Problem description →
Take every line where the string "across" appears and copy it.
#### Provided records
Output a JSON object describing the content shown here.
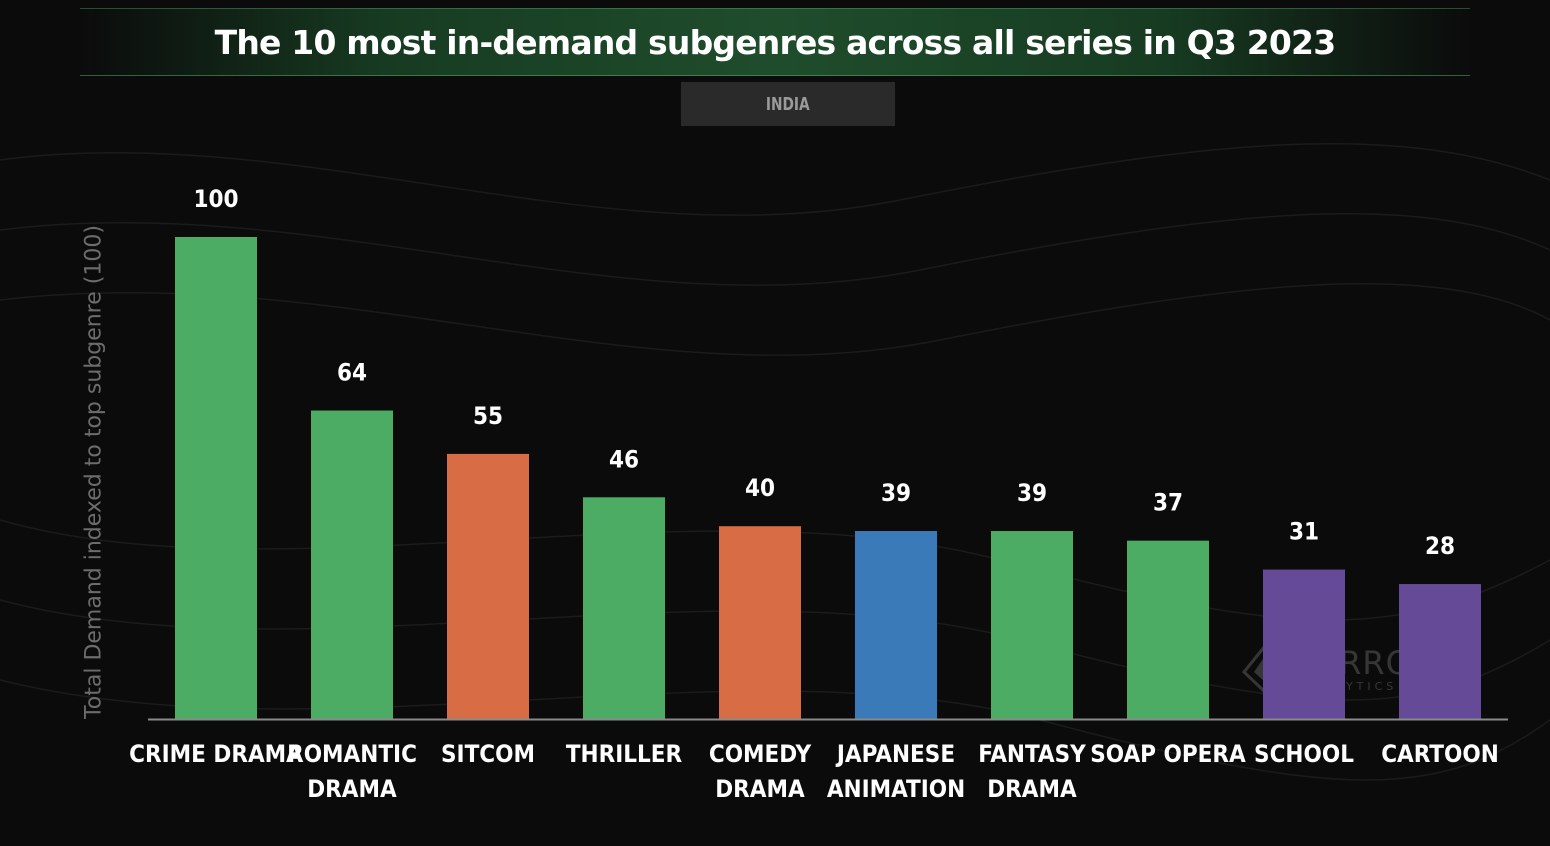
{
  "title": "The 10 most in-demand subgenres across all series in Q3 2023",
  "subtitle": "INDIA",
  "watermark": {
    "name": "PARROT",
    "sub": "ANALYTICS"
  },
  "chart_data": {
    "type": "bar",
    "title": "The 10 most in-demand subgenres across all series in Q3 2023",
    "subtitle": "INDIA",
    "ylabel": "Total Demand indexed to top subgenre (100)",
    "xlabel": "",
    "ylim": [
      0,
      100
    ],
    "grid": false,
    "categories": [
      [
        "CRIME DRAMA"
      ],
      [
        "ROMANTIC",
        "DRAMA"
      ],
      [
        "SITCOM"
      ],
      [
        "THRILLER"
      ],
      [
        "COMEDY",
        "DRAMA"
      ],
      [
        "JAPANESE",
        "ANIMATION"
      ],
      [
        "FANTASY",
        "DRAMA"
      ],
      [
        "SOAP OPERA"
      ],
      [
        "SCHOOL"
      ],
      [
        "CARTOON"
      ]
    ],
    "values": [
      100,
      64,
      55,
      46,
      40,
      39,
      39,
      37,
      31,
      28
    ],
    "colors": [
      "#4cac64",
      "#4cac64",
      "#d86c44",
      "#4cac64",
      "#d86c44",
      "#3a7ab8",
      "#4cac64",
      "#4cac64",
      "#654a98",
      "#654a98"
    ],
    "value_label_color": "#ffffff",
    "category_label_color": "#ffffff",
    "axis_color": "#8a8a8a"
  }
}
########
Finished answer →
  "title": "The 10 most in-demand subgenres across all series in Q3 2023",
    "title": "The 10 most in-demand subgenres across all series in Q3 2023",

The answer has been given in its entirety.